■ **WHAT NEEDS TO BE DONE**: Give the data again exactly as written, skipping any pictures.

BEGIN RECORDS SHOWN

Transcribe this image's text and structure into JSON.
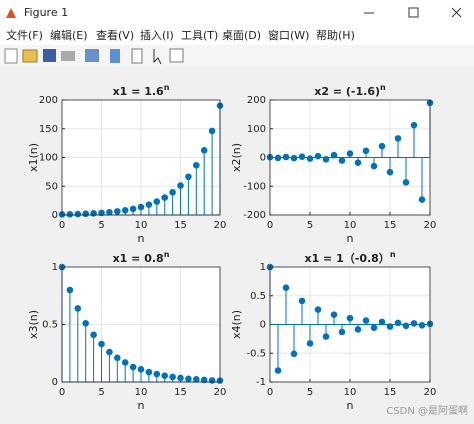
{
  "window": {
    "title": "Figure 1",
    "menu": [
      "文件(F)",
      "编辑(E)",
      "查看(V)",
      "插入(I)",
      "工具(T)",
      "桌面(D)",
      "窗口(W)",
      "帮助(H)"
    ]
  },
  "watermark": "CSDN @是阿蛋啊",
  "chart_data": [
    {
      "type": "stem",
      "title": "x1 = 1.6",
      "title_sup": "n",
      "xlabel": "n",
      "ylabel": "x1(n)",
      "color": "#0072bd",
      "grid": true,
      "x": [
        0,
        1,
        2,
        3,
        4,
        5,
        6,
        7,
        8,
        9,
        10,
        11,
        12,
        13,
        14,
        15,
        16,
        17,
        18,
        19,
        20
      ],
      "values": [
        1,
        1.3,
        1.7,
        2.2,
        2.9,
        3.7,
        4.8,
        6.3,
        8.2,
        10.6,
        13.8,
        17.9,
        23.3,
        30.3,
        39.4,
        51.2,
        66.5,
        86.5,
        112.5,
        146.2,
        190.1
      ],
      "xlim": [
        0,
        20
      ],
      "ylim": [
        0,
        200
      ],
      "xticks": [
        0,
        5,
        10,
        15,
        20
      ],
      "yticks": [
        0,
        50,
        100,
        150,
        200
      ]
    },
    {
      "type": "stem",
      "title": "x2 = (-1.6)",
      "title_sup": "n",
      "xlabel": "n",
      "ylabel": "x2(n)",
      "color": "#0072bd",
      "grid": true,
      "x": [
        0,
        1,
        2,
        3,
        4,
        5,
        6,
        7,
        8,
        9,
        10,
        11,
        12,
        13,
        14,
        15,
        16,
        17,
        18,
        19,
        20
      ],
      "values": [
        1,
        -1.3,
        1.7,
        -2.2,
        2.9,
        -3.7,
        4.8,
        -6.3,
        8.2,
        -10.6,
        13.8,
        -17.9,
        23.3,
        -30.3,
        39.4,
        -51.2,
        66.5,
        -86.5,
        112.5,
        -146.2,
        190.1
      ],
      "xlim": [
        0,
        20
      ],
      "ylim": [
        -200,
        200
      ],
      "xticks": [
        0,
        5,
        10,
        15,
        20
      ],
      "yticks": [
        -200,
        -100,
        0,
        100,
        200
      ]
    },
    {
      "type": "stem",
      "title": "x1 = 0.8",
      "title_sup": "n",
      "xlabel": "n",
      "ylabel": "x3(n)",
      "color": "#0072bd",
      "grid": true,
      "x": [
        0,
        1,
        2,
        3,
        4,
        5,
        6,
        7,
        8,
        9,
        10,
        11,
        12,
        13,
        14,
        15,
        16,
        17,
        18,
        19,
        20
      ],
      "values": [
        1,
        0.8,
        0.64,
        0.51,
        0.41,
        0.33,
        0.26,
        0.21,
        0.17,
        0.13,
        0.11,
        0.086,
        0.069,
        0.055,
        0.044,
        0.035,
        0.028,
        0.023,
        0.018,
        0.014,
        0.012
      ],
      "xlim": [
        0,
        20
      ],
      "ylim": [
        0,
        1
      ],
      "xticks": [
        0,
        5,
        10,
        15,
        20
      ],
      "yticks": [
        0,
        0.5,
        1
      ]
    },
    {
      "type": "stem",
      "title": "x1 = 1（-0.8）",
      "title_sup": "n",
      "xlabel": "n",
      "ylabel": "x4(n)",
      "color": "#0072bd",
      "grid": true,
      "x": [
        0,
        1,
        2,
        3,
        4,
        5,
        6,
        7,
        8,
        9,
        10,
        11,
        12,
        13,
        14,
        15,
        16,
        17,
        18,
        19,
        20
      ],
      "values": [
        1,
        -0.8,
        0.64,
        -0.51,
        0.41,
        -0.33,
        0.26,
        -0.21,
        0.17,
        -0.13,
        0.11,
        -0.086,
        0.069,
        -0.055,
        0.044,
        -0.035,
        0.028,
        -0.023,
        0.018,
        -0.014,
        0.012
      ],
      "xlim": [
        0,
        20
      ],
      "ylim": [
        -1,
        1
      ],
      "xticks": [
        0,
        5,
        10,
        15,
        20
      ],
      "yticks": [
        -1,
        -0.5,
        0,
        0.5,
        1
      ]
    }
  ]
}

END RECORDS SHOWN

■ **SOLUTION**:
Transcribe this image's text and structure into JSON.
{
  "window": {
    "title": "Figure 1",
    "menu": [
      "文件(F)",
      "编辑(E)",
      "查看(V)",
      "插入(I)",
      "工具(T)",
      "桌面(D)",
      "窗口(W)",
      "帮助(H)"
    ]
  },
  "watermark": "CSDN @是阿蛋啊",
  "chart_data": [
    {
      "type": "stem",
      "title": "x1 = 1.6",
      "title_sup": "n",
      "xlabel": "n",
      "ylabel": "x1(n)",
      "color": "#0072bd",
      "grid": true,
      "x": [
        0,
        1,
        2,
        3,
        4,
        5,
        6,
        7,
        8,
        9,
        10,
        11,
        12,
        13,
        14,
        15,
        16,
        17,
        18,
        19,
        20
      ],
      "values": [
        1,
        1.3,
        1.7,
        2.2,
        2.9,
        3.7,
        4.8,
        6.3,
        8.2,
        10.6,
        13.8,
        17.9,
        23.3,
        30.3,
        39.4,
        51.2,
        66.5,
        86.5,
        112.5,
        146.2,
        190.1
      ],
      "xlim": [
        0,
        20
      ],
      "ylim": [
        0,
        200
      ],
      "xticks": [
        0,
        5,
        10,
        15,
        20
      ],
      "yticks": [
        0,
        50,
        100,
        150,
        200
      ]
    },
    {
      "type": "stem",
      "title": "x2 = (-1.6)",
      "title_sup": "n",
      "xlabel": "n",
      "ylabel": "x2(n)",
      "color": "#0072bd",
      "grid": true,
      "x": [
        0,
        1,
        2,
        3,
        4,
        5,
        6,
        7,
        8,
        9,
        10,
        11,
        12,
        13,
        14,
        15,
        16,
        17,
        18,
        19,
        20
      ],
      "values": [
        1,
        -1.3,
        1.7,
        -2.2,
        2.9,
        -3.7,
        4.8,
        -6.3,
        8.2,
        -10.6,
        13.8,
        -17.9,
        23.3,
        -30.3,
        39.4,
        -51.2,
        66.5,
        -86.5,
        112.5,
        -146.2,
        190.1
      ],
      "xlim": [
        0,
        20
      ],
      "ylim": [
        -200,
        200
      ],
      "xticks": [
        0,
        5,
        10,
        15,
        20
      ],
      "yticks": [
        -200,
        -100,
        0,
        100,
        200
      ]
    },
    {
      "type": "stem",
      "title": "x1 = 0.8",
      "title_sup": "n",
      "xlabel": "n",
      "ylabel": "x3(n)",
      "color": "#0072bd",
      "grid": true,
      "x": [
        0,
        1,
        2,
        3,
        4,
        5,
        6,
        7,
        8,
        9,
        10,
        11,
        12,
        13,
        14,
        15,
        16,
        17,
        18,
        19,
        20
      ],
      "values": [
        1,
        0.8,
        0.64,
        0.51,
        0.41,
        0.33,
        0.26,
        0.21,
        0.17,
        0.13,
        0.11,
        0.086,
        0.069,
        0.055,
        0.044,
        0.035,
        0.028,
        0.023,
        0.018,
        0.014,
        0.012
      ],
      "xlim": [
        0,
        20
      ],
      "ylim": [
        0,
        1
      ],
      "xticks": [
        0,
        5,
        10,
        15,
        20
      ],
      "yticks": [
        0,
        0.5,
        1
      ]
    },
    {
      "type": "stem",
      "title": "x1 = 1（-0.8）",
      "title_sup": "n",
      "xlabel": "n",
      "ylabel": "x4(n)",
      "color": "#0072bd",
      "grid": true,
      "x": [
        0,
        1,
        2,
        3,
        4,
        5,
        6,
        7,
        8,
        9,
        10,
        11,
        12,
        13,
        14,
        15,
        16,
        17,
        18,
        19,
        20
      ],
      "values": [
        1,
        -0.8,
        0.64,
        -0.51,
        0.41,
        -0.33,
        0.26,
        -0.21,
        0.17,
        -0.13,
        0.11,
        -0.086,
        0.069,
        -0.055,
        0.044,
        -0.035,
        0.028,
        -0.023,
        0.018,
        -0.014,
        0.012
      ],
      "xlim": [
        0,
        20
      ],
      "ylim": [
        -1,
        1
      ],
      "xticks": [
        0,
        5,
        10,
        15,
        20
      ],
      "yticks": [
        -1,
        -0.5,
        0,
        0.5,
        1
      ]
    }
  ]
}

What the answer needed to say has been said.